PROBLEM TO WORK ON ▸ Find every line in the records that holds the string "房地内参". Copy each one.

EXTRACTED RECORDS ▸
• • • •
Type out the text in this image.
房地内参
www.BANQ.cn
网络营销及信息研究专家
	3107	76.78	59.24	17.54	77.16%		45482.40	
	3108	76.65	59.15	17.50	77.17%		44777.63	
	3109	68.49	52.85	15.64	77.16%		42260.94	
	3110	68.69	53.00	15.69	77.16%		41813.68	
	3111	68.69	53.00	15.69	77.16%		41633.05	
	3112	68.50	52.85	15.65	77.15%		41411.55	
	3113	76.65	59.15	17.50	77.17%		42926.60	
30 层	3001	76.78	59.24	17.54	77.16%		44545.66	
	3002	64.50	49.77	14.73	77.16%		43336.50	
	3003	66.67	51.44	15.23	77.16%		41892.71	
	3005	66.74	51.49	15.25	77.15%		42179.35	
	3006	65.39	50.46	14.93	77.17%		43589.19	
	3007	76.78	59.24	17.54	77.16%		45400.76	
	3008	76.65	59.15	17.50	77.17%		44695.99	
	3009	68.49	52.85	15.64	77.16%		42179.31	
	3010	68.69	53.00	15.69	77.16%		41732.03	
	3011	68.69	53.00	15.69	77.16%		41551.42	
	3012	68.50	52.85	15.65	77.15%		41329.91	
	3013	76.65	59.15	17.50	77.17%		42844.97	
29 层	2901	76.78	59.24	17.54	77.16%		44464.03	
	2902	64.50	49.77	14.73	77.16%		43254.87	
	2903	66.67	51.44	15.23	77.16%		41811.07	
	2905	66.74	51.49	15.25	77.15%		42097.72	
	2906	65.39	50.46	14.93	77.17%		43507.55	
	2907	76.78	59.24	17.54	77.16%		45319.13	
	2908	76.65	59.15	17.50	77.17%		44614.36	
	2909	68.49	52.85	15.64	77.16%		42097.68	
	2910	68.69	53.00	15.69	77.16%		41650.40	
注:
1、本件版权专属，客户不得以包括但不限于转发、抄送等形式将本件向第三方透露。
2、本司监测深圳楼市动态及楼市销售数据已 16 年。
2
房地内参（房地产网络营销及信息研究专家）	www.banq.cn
• • • •
TASK RESPONSE ▸
房地内参
房地内参（房地产网络营销及信息研究专家）	www.banq.cn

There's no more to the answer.